#### Material supplied ####

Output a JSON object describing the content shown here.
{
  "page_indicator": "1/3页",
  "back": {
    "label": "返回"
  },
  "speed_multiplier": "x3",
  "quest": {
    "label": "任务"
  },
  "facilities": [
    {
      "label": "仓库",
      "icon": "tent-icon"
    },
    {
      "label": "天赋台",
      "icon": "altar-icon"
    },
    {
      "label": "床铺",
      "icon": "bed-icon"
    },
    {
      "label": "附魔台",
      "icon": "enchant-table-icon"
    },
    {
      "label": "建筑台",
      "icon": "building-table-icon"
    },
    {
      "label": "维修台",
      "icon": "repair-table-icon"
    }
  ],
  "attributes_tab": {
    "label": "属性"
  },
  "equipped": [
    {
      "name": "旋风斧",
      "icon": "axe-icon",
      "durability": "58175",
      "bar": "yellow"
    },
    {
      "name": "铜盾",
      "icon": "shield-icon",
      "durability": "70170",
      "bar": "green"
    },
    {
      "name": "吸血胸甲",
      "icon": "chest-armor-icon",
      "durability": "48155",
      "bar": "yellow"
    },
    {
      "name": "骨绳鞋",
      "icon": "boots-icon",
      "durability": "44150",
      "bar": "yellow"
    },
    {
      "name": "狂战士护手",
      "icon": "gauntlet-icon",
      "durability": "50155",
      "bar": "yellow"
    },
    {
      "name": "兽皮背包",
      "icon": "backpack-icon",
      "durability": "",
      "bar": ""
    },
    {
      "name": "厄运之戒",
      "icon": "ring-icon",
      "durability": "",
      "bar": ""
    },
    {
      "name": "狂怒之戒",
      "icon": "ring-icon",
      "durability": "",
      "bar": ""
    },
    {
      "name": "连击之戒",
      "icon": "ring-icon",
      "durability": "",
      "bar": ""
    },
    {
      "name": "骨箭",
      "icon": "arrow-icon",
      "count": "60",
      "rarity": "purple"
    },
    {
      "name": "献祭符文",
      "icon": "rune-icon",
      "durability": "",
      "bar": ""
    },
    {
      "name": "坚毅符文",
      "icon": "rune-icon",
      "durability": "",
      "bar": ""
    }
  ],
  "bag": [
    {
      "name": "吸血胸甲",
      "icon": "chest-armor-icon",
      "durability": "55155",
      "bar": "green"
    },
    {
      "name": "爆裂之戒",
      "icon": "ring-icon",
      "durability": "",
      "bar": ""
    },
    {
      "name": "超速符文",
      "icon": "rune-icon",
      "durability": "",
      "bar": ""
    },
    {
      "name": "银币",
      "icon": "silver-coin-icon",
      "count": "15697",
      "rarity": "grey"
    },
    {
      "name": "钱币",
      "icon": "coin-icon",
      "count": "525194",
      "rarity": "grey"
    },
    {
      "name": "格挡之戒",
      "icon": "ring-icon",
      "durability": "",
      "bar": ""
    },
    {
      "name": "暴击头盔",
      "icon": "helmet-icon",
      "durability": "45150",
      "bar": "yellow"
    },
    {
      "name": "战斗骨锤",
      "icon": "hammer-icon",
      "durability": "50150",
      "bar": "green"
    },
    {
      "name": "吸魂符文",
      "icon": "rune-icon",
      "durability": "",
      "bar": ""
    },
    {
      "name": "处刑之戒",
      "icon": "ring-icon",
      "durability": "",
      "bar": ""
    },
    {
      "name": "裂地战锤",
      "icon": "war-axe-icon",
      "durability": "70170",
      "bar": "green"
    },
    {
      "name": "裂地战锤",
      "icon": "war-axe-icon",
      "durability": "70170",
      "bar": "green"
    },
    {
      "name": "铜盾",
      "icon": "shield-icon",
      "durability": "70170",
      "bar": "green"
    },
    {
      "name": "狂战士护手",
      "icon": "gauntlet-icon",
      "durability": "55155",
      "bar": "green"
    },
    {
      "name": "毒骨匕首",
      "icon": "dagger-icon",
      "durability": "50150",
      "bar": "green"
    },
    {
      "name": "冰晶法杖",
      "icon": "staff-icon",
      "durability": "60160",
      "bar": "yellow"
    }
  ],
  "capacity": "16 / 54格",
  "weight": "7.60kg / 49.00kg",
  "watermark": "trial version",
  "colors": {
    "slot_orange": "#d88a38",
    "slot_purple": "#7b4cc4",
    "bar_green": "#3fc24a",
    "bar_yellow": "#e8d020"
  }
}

####

Return the material exactly as it stands.

• [Result for this task]:
Output a JSON object describing the content shown here.
{
  "page_indicator": "1/3页",
  "back": {
    "label": "返回"
  },
  "speed_multiplier": "x3",
  "quest": {
    "label": "任务"
  },
  "facilities": [
    {
      "label": "仓库",
      "icon": "tent-icon"
    },
    {
      "label": "天赋台",
      "icon": "altar-icon"
    },
    {
      "label": "床铺",
      "icon": "bed-icon"
    },
    {
      "label": "附魔台",
      "icon": "enchant-table-icon"
    },
    {
      "label": "建筑台",
      "icon": "building-table-icon"
    },
    {
      "label": "维修台",
      "icon": "repair-table-icon"
    }
  ],
  "attributes_tab": {
    "label": "属性"
  },
  "equipped": [
    {
      "name": "旋风斧",
      "icon": "axe-icon",
      "durability": "58175",
      "bar": "yellow"
    },
    {
      "name": "铜盾",
      "icon": "shield-icon",
      "durability": "70170",
      "bar": "green"
    },
    {
      "name": "吸血胸甲",
      "icon": "chest-armor-icon",
      "durability": "48155",
      "bar": "yellow"
    },
    {
      "name": "骨绳鞋",
      "icon": "boots-icon",
      "durability": "44150",
      "bar": "yellow"
    },
    {
      "name": "狂战士护手",
      "icon": "gauntlet-icon",
      "durability": "50155",
      "bar": "yellow"
    },
    {
      "name": "兽皮背包",
      "icon": "backpack-icon",
      "durability": "",
      "bar": ""
    },
    {
      "name": "厄运之戒",
      "icon": "ring-icon",
      "durability": "",
      "bar": ""
    },
    {
      "name": "狂怒之戒",
      "icon": "ring-icon",
      "durability": "",
      "bar": ""
    },
    {
      "name": "连击之戒",
      "icon": "ring-icon",
      "durability": "",
      "bar": ""
    },
    {
      "name": "骨箭",
      "icon": "arrow-icon",
      "count": "60",
      "rarity": "purple"
    },
    {
      "name": "献祭符文",
      "icon": "rune-icon",
      "durability": "",
      "bar": ""
    },
    {
      "name": "坚毅符文",
      "icon": "rune-icon",
      "durability": "",
      "bar": ""
    }
  ],
  "bag": [
    {
      "name": "吸血胸甲",
      "icon": "chest-armor-icon",
      "durability": "55155",
      "bar": "green"
    },
    {
      "name": "爆裂之戒",
      "icon": "ring-icon",
      "durability": "",
      "bar": ""
    },
    {
      "name": "超速符文",
      "icon": "rune-icon",
      "durability": "",
      "bar": ""
    },
    {
      "name": "银币",
      "icon": "silver-coin-icon",
      "count": "15697",
      "rarity": "grey"
    },
    {
      "name": "钱币",
      "icon": "coin-icon",
      "count": "525194",
      "rarity": "grey"
    },
    {
      "name": "格挡之戒",
      "icon": "ring-icon",
      "durability": "",
      "bar": ""
    },
    {
      "name": "暴击头盔",
      "icon": "helmet-icon",
      "durability": "45150",
      "bar": "yellow"
    },
    {
      "name": "战斗骨锤",
      "icon": "hammer-icon",
      "durability": "50150",
      "bar": "green"
    },
    {
      "name": "吸魂符文",
      "icon": "rune-icon",
      "durability": "",
      "bar": ""
    },
    {
      "name": "处刑之戒",
      "icon": "ring-icon",
      "durability": "",
      "bar": ""
    },
    {
      "name": "裂地战锤",
      "icon": "war-axe-icon",
      "durability": "70170",
      "bar": "green"
    },
    {
      "name": "裂地战锤",
      "icon": "war-axe-icon",
      "durability": "70170",
      "bar": "green"
    },
    {
      "name": "铜盾",
      "icon": "shield-icon",
      "durability": "70170",
      "bar": "green"
    },
    {
      "name": "狂战士护手",
      "icon": "gauntlet-icon",
      "durability": "55155",
      "bar": "green"
    },
    {
      "name": "毒骨匕首",
      "icon": "dagger-icon",
      "durability": "50150",
      "bar": "green"
    },
    {
      "name": "冰晶法杖",
      "icon": "staff-icon",
      "durability": "60160",
      "bar": "yellow"
    }
  ],
  "capacity": "16 / 54格",
  "weight": "7.60kg / 49.00kg",
  "watermark": "trial version",
  "colors": {
    "slot_orange": "#d88a38",
    "slot_purple": "#7b4cc4",
    "bar_green": "#3fc24a",
    "bar_yellow": "#e8d020"
  }
}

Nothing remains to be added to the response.